------ EXTRACTED DATA ------

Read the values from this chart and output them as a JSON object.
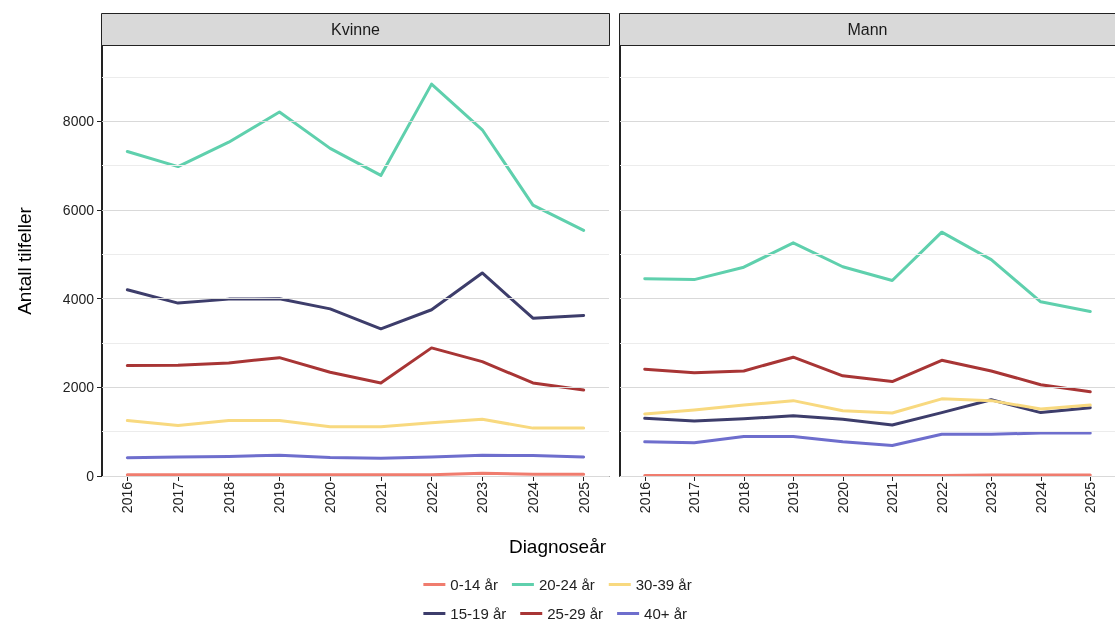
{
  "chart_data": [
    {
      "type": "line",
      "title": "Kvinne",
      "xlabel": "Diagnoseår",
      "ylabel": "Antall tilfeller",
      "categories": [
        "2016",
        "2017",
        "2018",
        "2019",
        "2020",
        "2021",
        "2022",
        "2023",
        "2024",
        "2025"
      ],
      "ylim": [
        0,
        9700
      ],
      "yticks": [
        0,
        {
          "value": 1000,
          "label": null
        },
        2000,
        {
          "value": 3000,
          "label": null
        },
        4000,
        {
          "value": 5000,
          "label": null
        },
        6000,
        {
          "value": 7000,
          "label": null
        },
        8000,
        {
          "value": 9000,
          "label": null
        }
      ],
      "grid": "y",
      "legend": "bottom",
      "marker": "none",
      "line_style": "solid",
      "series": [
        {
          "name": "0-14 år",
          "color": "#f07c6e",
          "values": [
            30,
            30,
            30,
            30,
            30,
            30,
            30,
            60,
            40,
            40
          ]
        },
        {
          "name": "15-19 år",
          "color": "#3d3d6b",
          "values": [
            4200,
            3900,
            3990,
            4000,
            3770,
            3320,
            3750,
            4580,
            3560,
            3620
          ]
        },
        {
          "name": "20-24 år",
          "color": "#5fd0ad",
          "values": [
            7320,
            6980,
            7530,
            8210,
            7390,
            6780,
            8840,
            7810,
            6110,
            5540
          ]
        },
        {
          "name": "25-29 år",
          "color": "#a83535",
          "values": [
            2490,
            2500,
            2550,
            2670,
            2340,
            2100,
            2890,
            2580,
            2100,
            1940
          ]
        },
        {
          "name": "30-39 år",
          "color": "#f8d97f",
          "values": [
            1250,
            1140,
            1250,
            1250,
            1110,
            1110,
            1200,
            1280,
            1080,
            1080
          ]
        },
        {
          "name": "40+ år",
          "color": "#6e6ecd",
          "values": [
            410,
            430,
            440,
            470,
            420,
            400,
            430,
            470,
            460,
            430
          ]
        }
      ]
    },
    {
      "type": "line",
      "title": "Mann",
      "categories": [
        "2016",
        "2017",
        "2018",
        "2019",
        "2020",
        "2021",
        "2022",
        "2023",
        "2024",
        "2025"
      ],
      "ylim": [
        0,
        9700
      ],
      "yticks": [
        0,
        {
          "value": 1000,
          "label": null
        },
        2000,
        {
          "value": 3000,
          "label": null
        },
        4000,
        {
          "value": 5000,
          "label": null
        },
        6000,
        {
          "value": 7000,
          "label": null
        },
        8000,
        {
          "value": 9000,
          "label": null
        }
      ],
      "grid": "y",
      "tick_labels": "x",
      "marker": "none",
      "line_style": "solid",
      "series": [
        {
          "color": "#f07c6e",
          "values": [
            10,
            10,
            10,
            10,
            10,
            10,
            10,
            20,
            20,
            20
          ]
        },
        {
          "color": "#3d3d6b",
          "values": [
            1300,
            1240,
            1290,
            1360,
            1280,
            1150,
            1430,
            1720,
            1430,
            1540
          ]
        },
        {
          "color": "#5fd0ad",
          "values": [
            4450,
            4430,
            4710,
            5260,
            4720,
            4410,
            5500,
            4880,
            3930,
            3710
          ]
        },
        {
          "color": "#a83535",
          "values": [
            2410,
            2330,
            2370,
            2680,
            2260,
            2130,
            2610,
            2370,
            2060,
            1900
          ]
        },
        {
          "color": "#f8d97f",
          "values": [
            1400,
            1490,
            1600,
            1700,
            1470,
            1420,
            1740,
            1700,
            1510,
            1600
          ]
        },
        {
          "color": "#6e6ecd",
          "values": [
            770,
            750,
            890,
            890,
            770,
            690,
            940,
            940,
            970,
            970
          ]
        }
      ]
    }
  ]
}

------

- WHAT IS ASKED
Print the records above exactly as they stand, but leave out the pictures.

- FULL SOLUTION
Read the values from this chart and output them as a JSON object.
{
  "chart_data": [
    {
      "type": "line",
      "title": "Kvinne",
      "xlabel": "Diagnoseår",
      "ylabel": "Antall tilfeller",
      "categories": [
        "2016",
        "2017",
        "2018",
        "2019",
        "2020",
        "2021",
        "2022",
        "2023",
        "2024",
        "2025"
      ],
      "ylim": [
        0,
        9700
      ],
      "yticks": [
        0,
        {
          "value": 1000,
          "label": null
        },
        2000,
        {
          "value": 3000,
          "label": null
        },
        4000,
        {
          "value": 5000,
          "label": null
        },
        6000,
        {
          "value": 7000,
          "label": null
        },
        8000,
        {
          "value": 9000,
          "label": null
        }
      ],
      "grid": "y",
      "legend": "bottom",
      "marker": "none",
      "line_style": "solid",
      "series": [
        {
          "name": "0-14 år",
          "color": "#f07c6e",
          "values": [
            30,
            30,
            30,
            30,
            30,
            30,
            30,
            60,
            40,
            40
          ]
        },
        {
          "name": "15-19 år",
          "color": "#3d3d6b",
          "values": [
            4200,
            3900,
            3990,
            4000,
            3770,
            3320,
            3750,
            4580,
            3560,
            3620
          ]
        },
        {
          "name": "20-24 år",
          "color": "#5fd0ad",
          "values": [
            7320,
            6980,
            7530,
            8210,
            7390,
            6780,
            8840,
            7810,
            6110,
            5540
          ]
        },
        {
          "name": "25-29 år",
          "color": "#a83535",
          "values": [
            2490,
            2500,
            2550,
            2670,
            2340,
            2100,
            2890,
            2580,
            2100,
            1940
          ]
        },
        {
          "name": "30-39 år",
          "color": "#f8d97f",
          "values": [
            1250,
            1140,
            1250,
            1250,
            1110,
            1110,
            1200,
            1280,
            1080,
            1080
          ]
        },
        {
          "name": "40+ år",
          "color": "#6e6ecd",
          "values": [
            410,
            430,
            440,
            470,
            420,
            400,
            430,
            470,
            460,
            430
          ]
        }
      ]
    },
    {
      "type": "line",
      "title": "Mann",
      "categories": [
        "2016",
        "2017",
        "2018",
        "2019",
        "2020",
        "2021",
        "2022",
        "2023",
        "2024",
        "2025"
      ],
      "ylim": [
        0,
        9700
      ],
      "yticks": [
        0,
        {
          "value": 1000,
          "label": null
        },
        2000,
        {
          "value": 3000,
          "label": null
        },
        4000,
        {
          "value": 5000,
          "label": null
        },
        6000,
        {
          "value": 7000,
          "label": null
        },
        8000,
        {
          "value": 9000,
          "label": null
        }
      ],
      "grid": "y",
      "tick_labels": "x",
      "marker": "none",
      "line_style": "solid",
      "series": [
        {
          "color": "#f07c6e",
          "values": [
            10,
            10,
            10,
            10,
            10,
            10,
            10,
            20,
            20,
            20
          ]
        },
        {
          "color": "#3d3d6b",
          "values": [
            1300,
            1240,
            1290,
            1360,
            1280,
            1150,
            1430,
            1720,
            1430,
            1540
          ]
        },
        {
          "color": "#5fd0ad",
          "values": [
            4450,
            4430,
            4710,
            5260,
            4720,
            4410,
            5500,
            4880,
            3930,
            3710
          ]
        },
        {
          "color": "#a83535",
          "values": [
            2410,
            2330,
            2370,
            2680,
            2260,
            2130,
            2610,
            2370,
            2060,
            1900
          ]
        },
        {
          "color": "#f8d97f",
          "values": [
            1400,
            1490,
            1600,
            1700,
            1470,
            1420,
            1740,
            1700,
            1510,
            1600
          ]
        },
        {
          "color": "#6e6ecd",
          "values": [
            770,
            750,
            890,
            890,
            770,
            690,
            940,
            940,
            970,
            970
          ]
        }
      ]
    }
  ]
}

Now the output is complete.